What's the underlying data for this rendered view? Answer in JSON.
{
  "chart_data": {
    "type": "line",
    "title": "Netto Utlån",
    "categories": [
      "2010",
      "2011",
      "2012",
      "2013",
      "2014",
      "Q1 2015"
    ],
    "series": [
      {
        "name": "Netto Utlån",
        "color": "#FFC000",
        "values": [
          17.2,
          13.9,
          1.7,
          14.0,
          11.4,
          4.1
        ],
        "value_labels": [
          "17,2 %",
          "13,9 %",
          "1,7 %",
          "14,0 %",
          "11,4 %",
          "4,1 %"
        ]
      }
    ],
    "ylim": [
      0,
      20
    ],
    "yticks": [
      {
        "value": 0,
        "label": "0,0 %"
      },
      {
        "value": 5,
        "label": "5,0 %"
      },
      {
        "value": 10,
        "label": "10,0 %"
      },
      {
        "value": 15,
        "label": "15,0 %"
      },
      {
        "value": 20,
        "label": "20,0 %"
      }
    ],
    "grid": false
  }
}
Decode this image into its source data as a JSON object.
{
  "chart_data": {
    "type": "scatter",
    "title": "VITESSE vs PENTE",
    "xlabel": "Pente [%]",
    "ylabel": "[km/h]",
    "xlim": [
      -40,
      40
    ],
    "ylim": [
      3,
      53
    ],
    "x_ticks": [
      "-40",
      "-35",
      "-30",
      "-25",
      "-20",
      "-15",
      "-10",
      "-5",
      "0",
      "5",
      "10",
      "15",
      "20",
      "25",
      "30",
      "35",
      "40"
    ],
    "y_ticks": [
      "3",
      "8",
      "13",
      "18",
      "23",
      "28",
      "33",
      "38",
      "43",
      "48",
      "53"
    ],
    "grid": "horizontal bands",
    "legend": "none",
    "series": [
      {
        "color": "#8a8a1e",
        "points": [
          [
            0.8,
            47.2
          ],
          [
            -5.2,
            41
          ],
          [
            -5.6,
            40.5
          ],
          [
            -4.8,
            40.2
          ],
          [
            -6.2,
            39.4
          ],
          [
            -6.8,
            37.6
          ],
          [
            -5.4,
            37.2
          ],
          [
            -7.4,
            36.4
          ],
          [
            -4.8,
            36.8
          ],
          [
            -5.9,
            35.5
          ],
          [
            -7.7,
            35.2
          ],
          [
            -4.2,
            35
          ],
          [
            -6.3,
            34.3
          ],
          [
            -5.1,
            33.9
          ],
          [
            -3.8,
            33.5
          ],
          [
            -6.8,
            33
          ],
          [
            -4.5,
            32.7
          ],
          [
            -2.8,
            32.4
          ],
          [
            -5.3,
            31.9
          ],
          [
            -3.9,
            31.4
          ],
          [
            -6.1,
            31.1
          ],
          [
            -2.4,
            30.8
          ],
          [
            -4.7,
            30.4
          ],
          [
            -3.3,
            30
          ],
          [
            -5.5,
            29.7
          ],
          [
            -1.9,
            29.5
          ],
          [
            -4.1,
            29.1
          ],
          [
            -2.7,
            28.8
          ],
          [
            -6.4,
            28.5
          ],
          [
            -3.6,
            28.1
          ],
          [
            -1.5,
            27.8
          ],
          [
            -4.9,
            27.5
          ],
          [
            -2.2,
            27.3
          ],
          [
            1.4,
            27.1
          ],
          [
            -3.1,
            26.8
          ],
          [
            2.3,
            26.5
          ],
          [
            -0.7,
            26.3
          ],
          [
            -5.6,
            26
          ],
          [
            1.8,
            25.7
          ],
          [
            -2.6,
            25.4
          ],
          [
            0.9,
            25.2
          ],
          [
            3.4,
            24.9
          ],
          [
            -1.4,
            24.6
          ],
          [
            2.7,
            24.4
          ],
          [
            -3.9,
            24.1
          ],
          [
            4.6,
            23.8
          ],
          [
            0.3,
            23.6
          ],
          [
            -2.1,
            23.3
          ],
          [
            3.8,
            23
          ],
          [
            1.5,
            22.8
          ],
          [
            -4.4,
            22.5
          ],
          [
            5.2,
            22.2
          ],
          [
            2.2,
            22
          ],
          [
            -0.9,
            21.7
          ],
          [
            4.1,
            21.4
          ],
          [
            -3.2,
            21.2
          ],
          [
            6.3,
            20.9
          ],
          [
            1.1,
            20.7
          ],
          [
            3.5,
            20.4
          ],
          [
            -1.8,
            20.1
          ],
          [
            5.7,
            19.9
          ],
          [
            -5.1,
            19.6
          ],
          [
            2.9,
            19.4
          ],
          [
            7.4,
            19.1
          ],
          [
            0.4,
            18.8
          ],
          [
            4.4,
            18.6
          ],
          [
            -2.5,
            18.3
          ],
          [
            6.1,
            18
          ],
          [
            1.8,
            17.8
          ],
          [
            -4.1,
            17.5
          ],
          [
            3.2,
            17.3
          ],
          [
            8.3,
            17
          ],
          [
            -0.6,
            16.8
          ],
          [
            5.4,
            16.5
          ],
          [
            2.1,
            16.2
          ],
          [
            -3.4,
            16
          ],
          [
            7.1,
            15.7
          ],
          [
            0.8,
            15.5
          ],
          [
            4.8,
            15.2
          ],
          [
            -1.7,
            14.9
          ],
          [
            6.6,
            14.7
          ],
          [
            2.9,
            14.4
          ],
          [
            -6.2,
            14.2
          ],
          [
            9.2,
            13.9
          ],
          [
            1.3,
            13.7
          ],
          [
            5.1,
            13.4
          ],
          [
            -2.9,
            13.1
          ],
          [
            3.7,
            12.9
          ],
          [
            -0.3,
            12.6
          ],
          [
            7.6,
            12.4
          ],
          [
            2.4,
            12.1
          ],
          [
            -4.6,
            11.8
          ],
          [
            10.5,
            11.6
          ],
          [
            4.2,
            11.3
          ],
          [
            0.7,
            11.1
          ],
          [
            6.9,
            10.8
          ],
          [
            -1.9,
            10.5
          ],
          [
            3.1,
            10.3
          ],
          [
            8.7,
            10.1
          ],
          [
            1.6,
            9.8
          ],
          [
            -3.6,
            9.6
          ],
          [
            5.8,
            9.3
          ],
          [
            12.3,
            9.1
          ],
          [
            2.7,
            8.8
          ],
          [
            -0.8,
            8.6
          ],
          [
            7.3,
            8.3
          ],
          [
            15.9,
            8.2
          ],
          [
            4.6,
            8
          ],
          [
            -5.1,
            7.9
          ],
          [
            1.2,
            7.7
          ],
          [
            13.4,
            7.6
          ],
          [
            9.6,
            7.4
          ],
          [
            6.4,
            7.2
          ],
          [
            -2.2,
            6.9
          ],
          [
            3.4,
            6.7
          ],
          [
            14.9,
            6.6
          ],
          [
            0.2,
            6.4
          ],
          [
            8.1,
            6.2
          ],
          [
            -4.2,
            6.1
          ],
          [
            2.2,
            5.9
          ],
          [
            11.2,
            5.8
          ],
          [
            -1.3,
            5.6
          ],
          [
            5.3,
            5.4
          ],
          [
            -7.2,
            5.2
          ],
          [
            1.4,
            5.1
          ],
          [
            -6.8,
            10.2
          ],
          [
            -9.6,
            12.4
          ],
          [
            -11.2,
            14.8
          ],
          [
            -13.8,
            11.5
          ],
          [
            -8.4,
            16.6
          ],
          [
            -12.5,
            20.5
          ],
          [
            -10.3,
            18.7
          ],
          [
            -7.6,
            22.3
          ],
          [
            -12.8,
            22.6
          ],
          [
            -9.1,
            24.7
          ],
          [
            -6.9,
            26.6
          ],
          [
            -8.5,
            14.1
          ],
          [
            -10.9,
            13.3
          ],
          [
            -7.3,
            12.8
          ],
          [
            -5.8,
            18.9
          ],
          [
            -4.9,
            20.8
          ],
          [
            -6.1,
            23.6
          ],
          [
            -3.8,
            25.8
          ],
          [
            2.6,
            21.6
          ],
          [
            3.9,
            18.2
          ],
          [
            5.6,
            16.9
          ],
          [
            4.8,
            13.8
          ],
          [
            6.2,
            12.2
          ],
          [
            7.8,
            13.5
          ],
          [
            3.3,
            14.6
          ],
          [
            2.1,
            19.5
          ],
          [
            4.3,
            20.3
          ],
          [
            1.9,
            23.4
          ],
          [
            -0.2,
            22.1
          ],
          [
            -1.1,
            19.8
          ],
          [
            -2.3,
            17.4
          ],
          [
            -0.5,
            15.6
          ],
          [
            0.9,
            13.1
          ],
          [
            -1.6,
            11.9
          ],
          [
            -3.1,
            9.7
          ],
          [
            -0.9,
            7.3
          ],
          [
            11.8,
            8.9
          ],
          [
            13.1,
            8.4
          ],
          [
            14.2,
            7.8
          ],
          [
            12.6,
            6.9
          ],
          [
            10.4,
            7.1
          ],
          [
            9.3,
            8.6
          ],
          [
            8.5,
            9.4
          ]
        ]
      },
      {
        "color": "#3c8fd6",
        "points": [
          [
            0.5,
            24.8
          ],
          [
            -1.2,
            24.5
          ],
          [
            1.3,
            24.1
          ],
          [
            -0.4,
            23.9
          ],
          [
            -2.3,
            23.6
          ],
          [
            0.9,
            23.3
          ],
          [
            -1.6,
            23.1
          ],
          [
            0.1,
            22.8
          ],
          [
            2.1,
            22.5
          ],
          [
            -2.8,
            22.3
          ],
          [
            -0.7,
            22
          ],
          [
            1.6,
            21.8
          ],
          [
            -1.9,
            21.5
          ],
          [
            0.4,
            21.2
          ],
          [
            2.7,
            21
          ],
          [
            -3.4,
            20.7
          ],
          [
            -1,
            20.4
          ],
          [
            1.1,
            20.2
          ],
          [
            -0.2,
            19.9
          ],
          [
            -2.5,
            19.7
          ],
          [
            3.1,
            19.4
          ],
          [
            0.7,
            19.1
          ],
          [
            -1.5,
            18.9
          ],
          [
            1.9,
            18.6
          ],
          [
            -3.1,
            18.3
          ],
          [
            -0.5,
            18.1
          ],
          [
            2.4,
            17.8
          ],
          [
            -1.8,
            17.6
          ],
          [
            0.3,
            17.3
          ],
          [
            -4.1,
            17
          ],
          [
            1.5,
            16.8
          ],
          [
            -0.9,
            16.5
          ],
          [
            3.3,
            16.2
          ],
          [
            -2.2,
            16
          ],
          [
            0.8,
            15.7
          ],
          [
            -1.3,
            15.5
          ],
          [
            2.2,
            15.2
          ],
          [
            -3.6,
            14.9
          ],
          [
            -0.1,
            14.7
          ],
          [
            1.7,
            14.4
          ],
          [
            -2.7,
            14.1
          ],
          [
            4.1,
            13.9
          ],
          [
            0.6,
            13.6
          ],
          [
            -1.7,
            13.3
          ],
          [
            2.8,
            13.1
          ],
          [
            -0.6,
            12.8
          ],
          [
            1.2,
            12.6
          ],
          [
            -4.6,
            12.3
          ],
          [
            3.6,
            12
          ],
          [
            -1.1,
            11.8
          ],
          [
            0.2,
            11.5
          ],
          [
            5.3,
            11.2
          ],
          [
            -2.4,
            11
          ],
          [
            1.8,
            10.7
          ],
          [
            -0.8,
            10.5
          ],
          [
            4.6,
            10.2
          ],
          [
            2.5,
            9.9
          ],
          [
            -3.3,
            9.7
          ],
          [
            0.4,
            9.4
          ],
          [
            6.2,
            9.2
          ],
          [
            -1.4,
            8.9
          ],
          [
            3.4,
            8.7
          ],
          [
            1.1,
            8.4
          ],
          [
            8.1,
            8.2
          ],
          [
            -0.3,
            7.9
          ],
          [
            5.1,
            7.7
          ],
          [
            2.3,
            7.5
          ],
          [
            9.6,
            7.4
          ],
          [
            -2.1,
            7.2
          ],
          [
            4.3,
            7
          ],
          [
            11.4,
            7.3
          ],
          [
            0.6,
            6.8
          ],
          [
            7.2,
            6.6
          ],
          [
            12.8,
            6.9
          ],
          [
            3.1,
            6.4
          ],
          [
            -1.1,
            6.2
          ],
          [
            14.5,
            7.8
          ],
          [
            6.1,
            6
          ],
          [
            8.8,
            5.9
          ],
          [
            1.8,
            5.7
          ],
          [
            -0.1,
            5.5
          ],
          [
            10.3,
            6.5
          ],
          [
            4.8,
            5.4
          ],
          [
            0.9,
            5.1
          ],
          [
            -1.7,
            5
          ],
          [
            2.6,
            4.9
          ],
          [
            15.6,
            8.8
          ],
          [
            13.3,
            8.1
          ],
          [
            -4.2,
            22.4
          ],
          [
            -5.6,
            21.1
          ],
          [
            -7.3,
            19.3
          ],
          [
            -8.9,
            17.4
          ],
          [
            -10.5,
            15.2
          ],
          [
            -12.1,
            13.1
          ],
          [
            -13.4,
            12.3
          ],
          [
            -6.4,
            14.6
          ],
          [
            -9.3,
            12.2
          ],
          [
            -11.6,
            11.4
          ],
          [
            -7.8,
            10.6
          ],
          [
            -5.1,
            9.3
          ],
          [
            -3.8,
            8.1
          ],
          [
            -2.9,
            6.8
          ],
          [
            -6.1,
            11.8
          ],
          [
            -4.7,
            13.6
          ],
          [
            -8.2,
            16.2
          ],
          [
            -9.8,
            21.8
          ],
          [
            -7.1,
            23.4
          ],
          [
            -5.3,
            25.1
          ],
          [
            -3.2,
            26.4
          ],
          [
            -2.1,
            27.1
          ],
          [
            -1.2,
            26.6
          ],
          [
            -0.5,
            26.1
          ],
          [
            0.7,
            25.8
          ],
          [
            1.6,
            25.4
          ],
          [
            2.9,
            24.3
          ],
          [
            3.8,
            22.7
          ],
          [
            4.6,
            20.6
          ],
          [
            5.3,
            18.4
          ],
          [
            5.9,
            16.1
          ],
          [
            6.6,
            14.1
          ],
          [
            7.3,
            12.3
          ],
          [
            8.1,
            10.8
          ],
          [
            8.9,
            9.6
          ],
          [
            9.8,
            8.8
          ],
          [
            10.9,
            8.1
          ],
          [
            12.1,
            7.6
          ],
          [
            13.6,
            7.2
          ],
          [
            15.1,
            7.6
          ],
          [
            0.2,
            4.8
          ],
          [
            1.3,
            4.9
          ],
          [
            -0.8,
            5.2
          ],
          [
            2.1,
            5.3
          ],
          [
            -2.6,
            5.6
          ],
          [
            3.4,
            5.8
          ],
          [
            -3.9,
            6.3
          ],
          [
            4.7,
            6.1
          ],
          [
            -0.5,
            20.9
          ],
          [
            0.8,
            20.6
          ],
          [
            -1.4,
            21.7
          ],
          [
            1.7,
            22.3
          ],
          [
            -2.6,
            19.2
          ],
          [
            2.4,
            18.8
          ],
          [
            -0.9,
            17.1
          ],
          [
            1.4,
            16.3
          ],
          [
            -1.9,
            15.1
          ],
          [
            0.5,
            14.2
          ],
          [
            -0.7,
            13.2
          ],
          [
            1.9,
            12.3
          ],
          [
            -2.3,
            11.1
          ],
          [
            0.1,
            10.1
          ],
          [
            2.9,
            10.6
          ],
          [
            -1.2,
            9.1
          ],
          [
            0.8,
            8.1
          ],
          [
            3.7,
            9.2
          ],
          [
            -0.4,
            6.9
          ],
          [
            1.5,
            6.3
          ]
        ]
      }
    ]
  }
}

DIRECTIVE
Look through the entries above and report each line where the string "title" occurs.

FULL ANSWER
    "title": "Netto Utlån",
    "title": "VITESSE vs PENTE",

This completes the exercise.